Your objective: Copy out every record below with complete accuracy.

§ §

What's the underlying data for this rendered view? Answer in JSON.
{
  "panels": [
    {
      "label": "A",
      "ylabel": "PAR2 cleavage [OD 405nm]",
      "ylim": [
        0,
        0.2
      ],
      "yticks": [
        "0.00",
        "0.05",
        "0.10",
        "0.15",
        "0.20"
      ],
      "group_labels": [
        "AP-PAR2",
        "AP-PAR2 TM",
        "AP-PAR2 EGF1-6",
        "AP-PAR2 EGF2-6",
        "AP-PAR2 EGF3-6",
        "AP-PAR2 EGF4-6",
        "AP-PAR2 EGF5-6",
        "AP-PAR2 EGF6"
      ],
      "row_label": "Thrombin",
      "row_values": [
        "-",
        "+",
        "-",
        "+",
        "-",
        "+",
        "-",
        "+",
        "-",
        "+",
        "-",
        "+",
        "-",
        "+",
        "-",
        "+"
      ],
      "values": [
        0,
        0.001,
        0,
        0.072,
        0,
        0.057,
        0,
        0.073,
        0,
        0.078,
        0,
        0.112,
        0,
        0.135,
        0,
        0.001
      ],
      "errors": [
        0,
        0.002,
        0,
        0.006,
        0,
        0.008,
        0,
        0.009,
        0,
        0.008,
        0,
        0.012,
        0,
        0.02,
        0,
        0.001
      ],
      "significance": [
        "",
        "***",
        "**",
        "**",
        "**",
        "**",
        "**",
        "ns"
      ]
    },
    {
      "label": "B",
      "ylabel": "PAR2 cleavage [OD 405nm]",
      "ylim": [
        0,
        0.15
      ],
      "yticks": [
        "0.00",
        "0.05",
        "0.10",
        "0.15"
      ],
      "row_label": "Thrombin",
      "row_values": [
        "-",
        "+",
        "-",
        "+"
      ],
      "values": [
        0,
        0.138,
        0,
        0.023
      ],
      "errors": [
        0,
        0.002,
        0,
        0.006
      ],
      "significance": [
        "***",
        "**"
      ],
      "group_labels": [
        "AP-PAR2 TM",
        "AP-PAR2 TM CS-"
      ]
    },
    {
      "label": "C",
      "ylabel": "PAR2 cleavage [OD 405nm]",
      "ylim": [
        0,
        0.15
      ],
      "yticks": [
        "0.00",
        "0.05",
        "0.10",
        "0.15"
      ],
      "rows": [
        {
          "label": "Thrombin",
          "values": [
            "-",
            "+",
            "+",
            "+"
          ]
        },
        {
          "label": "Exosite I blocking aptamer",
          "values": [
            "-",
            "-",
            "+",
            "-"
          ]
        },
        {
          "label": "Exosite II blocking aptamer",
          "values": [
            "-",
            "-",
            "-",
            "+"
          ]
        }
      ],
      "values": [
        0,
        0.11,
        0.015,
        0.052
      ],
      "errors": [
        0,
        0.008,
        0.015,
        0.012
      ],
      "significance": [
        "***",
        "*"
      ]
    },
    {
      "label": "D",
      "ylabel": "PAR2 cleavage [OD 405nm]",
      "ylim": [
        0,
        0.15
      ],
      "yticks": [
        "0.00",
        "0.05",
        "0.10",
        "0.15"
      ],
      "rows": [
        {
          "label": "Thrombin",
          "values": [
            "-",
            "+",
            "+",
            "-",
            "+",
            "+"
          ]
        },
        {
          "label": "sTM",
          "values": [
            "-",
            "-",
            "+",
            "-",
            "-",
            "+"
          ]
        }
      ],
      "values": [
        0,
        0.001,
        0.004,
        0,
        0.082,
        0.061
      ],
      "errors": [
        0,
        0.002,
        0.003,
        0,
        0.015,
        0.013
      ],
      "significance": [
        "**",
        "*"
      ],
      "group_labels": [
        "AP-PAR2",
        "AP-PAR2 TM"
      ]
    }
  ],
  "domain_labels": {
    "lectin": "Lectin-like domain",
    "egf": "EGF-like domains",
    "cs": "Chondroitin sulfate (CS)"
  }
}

§ §

Response to the task:
What's the underlying data for this rendered view? Answer in JSON.
{
  "panels": [
    {
      "label": "A",
      "ylabel": "PAR2 cleavage [OD 405nm]",
      "ylim": [
        0,
        0.2
      ],
      "yticks": [
        "0.00",
        "0.05",
        "0.10",
        "0.15",
        "0.20"
      ],
      "group_labels": [
        "AP-PAR2",
        "AP-PAR2 TM",
        "AP-PAR2 EGF1-6",
        "AP-PAR2 EGF2-6",
        "AP-PAR2 EGF3-6",
        "AP-PAR2 EGF4-6",
        "AP-PAR2 EGF5-6",
        "AP-PAR2 EGF6"
      ],
      "row_label": "Thrombin",
      "row_values": [
        "-",
        "+",
        "-",
        "+",
        "-",
        "+",
        "-",
        "+",
        "-",
        "+",
        "-",
        "+",
        "-",
        "+",
        "-",
        "+"
      ],
      "values": [
        0,
        0.001,
        0,
        0.072,
        0,
        0.057,
        0,
        0.073,
        0,
        0.078,
        0,
        0.112,
        0,
        0.135,
        0,
        0.001
      ],
      "errors": [
        0,
        0.002,
        0,
        0.006,
        0,
        0.008,
        0,
        0.009,
        0,
        0.008,
        0,
        0.012,
        0,
        0.02,
        0,
        0.001
      ],
      "significance": [
        "",
        "***",
        "**",
        "**",
        "**",
        "**",
        "**",
        "ns"
      ]
    },
    {
      "label": "B",
      "ylabel": "PAR2 cleavage [OD 405nm]",
      "ylim": [
        0,
        0.15
      ],
      "yticks": [
        "0.00",
        "0.05",
        "0.10",
        "0.15"
      ],
      "row_label": "Thrombin",
      "row_values": [
        "-",
        "+",
        "-",
        "+"
      ],
      "values": [
        0,
        0.138,
        0,
        0.023
      ],
      "errors": [
        0,
        0.002,
        0,
        0.006
      ],
      "significance": [
        "***",
        "**"
      ],
      "group_labels": [
        "AP-PAR2 TM",
        "AP-PAR2 TM CS-"
      ]
    },
    {
      "label": "C",
      "ylabel": "PAR2 cleavage [OD 405nm]",
      "ylim": [
        0,
        0.15
      ],
      "yticks": [
        "0.00",
        "0.05",
        "0.10",
        "0.15"
      ],
      "rows": [
        {
          "label": "Thrombin",
          "values": [
            "-",
            "+",
            "+",
            "+"
          ]
        },
        {
          "label": "Exosite I blocking aptamer",
          "values": [
            "-",
            "-",
            "+",
            "-"
          ]
        },
        {
          "label": "Exosite II blocking aptamer",
          "values": [
            "-",
            "-",
            "-",
            "+"
          ]
        }
      ],
      "values": [
        0,
        0.11,
        0.015,
        0.052
      ],
      "errors": [
        0,
        0.008,
        0.015,
        0.012
      ],
      "significance": [
        "***",
        "*"
      ]
    },
    {
      "label": "D",
      "ylabel": "PAR2 cleavage [OD 405nm]",
      "ylim": [
        0,
        0.15
      ],
      "yticks": [
        "0.00",
        "0.05",
        "0.10",
        "0.15"
      ],
      "rows": [
        {
          "label": "Thrombin",
          "values": [
            "-",
            "+",
            "+",
            "-",
            "+",
            "+"
          ]
        },
        {
          "label": "sTM",
          "values": [
            "-",
            "-",
            "+",
            "-",
            "-",
            "+"
          ]
        }
      ],
      "values": [
        0,
        0.001,
        0.004,
        0,
        0.082,
        0.061
      ],
      "errors": [
        0,
        0.002,
        0.003,
        0,
        0.015,
        0.013
      ],
      "significance": [
        "**",
        "*"
      ],
      "group_labels": [
        "AP-PAR2",
        "AP-PAR2 TM"
      ]
    }
  ],
  "domain_labels": {
    "lectin": "Lectin-like domain",
    "egf": "EGF-like domains",
    "cs": "Chondroitin sulfate (CS)"
  }
}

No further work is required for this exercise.